[Instructions for the task]
Select all lines holding the word "Rental" from the entries that follow.

[Given entries]
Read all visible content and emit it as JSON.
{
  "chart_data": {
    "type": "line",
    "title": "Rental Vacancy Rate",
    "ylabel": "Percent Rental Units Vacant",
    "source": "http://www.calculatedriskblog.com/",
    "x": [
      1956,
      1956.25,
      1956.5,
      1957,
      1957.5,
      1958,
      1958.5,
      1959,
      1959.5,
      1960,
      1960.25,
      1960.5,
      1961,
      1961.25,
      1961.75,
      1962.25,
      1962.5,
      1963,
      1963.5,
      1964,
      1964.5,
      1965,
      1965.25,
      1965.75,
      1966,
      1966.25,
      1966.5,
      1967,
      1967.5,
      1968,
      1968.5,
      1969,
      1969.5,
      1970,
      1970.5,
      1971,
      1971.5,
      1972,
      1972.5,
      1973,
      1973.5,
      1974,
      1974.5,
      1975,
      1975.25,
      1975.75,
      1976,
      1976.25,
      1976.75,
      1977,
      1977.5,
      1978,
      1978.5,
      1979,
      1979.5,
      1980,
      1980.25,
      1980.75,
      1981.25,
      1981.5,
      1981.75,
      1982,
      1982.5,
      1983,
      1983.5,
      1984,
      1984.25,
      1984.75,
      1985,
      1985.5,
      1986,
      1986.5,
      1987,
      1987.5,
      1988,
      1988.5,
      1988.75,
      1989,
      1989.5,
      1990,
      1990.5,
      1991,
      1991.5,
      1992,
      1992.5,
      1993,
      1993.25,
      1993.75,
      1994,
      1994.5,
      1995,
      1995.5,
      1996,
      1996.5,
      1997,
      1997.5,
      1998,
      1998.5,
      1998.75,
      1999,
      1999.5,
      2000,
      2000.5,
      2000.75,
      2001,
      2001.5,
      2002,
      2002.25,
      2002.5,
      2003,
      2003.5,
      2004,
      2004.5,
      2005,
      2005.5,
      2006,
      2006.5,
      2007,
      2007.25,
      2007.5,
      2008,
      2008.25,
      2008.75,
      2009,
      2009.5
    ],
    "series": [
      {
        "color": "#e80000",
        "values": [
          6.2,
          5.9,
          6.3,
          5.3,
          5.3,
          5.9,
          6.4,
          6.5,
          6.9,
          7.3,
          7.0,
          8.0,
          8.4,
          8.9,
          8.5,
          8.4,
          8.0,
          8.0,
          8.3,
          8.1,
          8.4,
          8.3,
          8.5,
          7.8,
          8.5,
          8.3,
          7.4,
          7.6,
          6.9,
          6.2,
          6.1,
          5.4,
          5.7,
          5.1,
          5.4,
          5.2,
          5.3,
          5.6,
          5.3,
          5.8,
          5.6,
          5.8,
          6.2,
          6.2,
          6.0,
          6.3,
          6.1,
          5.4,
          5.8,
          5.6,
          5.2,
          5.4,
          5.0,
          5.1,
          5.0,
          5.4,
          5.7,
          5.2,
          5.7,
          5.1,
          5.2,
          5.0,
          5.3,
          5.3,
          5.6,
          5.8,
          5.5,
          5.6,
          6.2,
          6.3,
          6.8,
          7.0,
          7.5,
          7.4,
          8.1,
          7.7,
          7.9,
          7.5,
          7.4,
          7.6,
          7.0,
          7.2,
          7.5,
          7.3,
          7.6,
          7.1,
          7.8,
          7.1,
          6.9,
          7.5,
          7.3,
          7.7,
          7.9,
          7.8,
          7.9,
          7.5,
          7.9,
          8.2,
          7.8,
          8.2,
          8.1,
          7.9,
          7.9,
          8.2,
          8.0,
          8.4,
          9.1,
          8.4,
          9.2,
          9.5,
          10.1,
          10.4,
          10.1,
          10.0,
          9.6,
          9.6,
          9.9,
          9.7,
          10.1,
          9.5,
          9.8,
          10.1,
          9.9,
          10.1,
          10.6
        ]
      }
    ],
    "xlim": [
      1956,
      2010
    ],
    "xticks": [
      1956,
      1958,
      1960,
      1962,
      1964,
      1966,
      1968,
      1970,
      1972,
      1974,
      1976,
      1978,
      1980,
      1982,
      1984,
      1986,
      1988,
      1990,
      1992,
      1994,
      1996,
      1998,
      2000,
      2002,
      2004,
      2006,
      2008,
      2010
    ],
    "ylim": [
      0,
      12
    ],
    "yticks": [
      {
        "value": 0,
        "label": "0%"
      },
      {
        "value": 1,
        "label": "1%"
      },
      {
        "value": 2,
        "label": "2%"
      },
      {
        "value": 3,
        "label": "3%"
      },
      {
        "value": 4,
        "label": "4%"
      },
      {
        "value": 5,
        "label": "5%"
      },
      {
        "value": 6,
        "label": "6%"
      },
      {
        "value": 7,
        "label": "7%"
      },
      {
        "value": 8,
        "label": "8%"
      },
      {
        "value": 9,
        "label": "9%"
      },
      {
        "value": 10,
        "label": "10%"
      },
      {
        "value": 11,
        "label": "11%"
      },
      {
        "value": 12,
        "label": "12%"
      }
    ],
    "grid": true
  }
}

[Solution for this task]
    "title": "Rental Vacancy Rate",
    "ylabel": "Percent Rental Units Vacant",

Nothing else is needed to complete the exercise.